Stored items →
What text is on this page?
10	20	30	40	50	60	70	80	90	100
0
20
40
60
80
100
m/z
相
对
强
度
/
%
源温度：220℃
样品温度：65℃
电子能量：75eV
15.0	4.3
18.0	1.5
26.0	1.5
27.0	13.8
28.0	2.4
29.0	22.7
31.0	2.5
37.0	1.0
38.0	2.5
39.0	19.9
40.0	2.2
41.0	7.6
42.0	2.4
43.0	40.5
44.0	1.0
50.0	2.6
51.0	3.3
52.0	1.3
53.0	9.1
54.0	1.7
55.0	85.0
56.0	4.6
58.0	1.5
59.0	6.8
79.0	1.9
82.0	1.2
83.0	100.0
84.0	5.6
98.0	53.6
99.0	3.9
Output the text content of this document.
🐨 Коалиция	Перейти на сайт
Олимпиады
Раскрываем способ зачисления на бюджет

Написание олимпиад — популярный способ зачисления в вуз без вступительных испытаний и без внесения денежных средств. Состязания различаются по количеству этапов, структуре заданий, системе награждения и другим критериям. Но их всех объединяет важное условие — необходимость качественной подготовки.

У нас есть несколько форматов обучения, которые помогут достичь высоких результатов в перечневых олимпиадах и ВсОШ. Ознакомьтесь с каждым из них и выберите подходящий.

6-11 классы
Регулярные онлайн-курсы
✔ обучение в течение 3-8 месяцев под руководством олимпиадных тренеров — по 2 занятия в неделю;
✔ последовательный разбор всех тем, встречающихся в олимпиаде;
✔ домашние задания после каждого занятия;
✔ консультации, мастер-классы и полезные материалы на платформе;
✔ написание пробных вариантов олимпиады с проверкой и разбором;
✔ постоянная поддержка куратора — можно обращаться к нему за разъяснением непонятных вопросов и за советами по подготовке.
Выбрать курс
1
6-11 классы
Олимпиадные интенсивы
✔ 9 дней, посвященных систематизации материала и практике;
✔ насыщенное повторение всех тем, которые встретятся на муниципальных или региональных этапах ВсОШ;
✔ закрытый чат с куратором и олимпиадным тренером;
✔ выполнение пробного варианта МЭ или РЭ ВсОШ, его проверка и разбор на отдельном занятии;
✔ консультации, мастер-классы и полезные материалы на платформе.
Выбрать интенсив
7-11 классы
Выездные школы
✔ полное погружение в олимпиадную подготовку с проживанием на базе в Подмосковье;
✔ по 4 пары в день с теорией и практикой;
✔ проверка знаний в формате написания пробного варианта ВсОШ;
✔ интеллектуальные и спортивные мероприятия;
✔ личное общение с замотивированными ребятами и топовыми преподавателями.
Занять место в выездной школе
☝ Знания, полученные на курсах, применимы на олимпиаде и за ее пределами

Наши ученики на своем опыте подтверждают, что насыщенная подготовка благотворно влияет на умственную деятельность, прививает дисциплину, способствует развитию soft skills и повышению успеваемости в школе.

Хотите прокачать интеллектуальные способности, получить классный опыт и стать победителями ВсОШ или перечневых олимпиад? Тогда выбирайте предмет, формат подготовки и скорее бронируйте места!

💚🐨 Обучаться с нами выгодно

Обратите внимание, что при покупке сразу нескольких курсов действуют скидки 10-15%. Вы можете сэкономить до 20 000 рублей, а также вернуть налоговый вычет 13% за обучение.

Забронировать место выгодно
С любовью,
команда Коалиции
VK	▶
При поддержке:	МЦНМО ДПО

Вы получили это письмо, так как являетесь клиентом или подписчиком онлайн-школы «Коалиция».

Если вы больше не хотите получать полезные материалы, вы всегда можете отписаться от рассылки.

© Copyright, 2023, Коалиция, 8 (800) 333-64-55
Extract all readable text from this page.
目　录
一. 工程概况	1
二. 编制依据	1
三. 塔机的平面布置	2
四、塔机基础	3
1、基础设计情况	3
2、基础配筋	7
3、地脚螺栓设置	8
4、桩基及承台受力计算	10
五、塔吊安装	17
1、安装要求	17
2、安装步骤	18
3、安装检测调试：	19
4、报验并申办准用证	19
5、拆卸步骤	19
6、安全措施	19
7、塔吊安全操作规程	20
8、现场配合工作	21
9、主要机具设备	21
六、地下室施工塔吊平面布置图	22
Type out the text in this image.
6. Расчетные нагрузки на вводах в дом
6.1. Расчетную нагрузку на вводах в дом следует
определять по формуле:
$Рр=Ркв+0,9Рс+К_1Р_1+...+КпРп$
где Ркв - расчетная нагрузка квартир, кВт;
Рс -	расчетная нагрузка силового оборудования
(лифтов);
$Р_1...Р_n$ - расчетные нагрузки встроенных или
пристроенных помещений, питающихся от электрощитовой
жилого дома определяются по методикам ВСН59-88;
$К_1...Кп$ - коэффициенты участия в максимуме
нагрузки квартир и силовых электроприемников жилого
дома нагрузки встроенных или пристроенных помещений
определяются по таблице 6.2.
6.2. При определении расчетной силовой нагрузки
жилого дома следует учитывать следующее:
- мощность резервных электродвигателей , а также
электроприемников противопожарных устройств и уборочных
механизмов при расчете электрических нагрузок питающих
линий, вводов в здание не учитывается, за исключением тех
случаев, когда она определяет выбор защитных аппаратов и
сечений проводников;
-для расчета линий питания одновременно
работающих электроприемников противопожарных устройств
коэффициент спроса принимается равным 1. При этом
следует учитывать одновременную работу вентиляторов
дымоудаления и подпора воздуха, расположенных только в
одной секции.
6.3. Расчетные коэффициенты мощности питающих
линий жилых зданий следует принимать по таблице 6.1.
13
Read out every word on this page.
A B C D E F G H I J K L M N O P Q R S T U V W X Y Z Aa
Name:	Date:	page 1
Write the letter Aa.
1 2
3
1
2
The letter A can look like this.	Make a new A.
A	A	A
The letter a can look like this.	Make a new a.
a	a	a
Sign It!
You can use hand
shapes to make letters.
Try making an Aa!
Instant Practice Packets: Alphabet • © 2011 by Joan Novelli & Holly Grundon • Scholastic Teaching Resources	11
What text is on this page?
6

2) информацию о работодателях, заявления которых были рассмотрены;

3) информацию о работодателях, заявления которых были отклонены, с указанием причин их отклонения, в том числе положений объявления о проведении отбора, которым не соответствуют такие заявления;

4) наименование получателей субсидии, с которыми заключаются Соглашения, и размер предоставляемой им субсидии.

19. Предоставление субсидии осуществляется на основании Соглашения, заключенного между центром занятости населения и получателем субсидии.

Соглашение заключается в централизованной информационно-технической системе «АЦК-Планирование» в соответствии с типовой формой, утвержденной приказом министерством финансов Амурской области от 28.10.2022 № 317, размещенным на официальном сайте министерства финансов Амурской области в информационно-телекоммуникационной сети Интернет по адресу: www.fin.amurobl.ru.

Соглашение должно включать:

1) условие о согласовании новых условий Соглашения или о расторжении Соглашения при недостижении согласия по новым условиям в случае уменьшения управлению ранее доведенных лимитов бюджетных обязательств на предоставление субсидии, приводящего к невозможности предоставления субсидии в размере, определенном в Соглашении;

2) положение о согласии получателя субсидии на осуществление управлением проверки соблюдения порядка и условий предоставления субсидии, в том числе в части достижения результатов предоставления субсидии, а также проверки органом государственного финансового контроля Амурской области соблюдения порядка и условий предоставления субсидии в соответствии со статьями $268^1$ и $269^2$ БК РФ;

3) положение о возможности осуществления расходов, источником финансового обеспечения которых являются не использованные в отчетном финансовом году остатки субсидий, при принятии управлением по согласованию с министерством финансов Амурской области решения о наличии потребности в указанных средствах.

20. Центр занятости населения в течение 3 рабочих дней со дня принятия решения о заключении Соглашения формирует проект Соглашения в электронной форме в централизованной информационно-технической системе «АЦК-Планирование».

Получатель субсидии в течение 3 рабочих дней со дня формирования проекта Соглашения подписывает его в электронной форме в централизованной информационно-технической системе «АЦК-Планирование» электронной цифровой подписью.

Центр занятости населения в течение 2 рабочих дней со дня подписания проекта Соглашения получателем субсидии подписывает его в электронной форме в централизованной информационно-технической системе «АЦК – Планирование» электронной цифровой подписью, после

THE EXERCISE → Gather up the lines that contain the word "нагрузка".

ANSWER TO THIS EXERCISE →
где Ркв - расчетная нагрузка квартир, кВт;
Рс -	расчетная нагрузка силового оборудования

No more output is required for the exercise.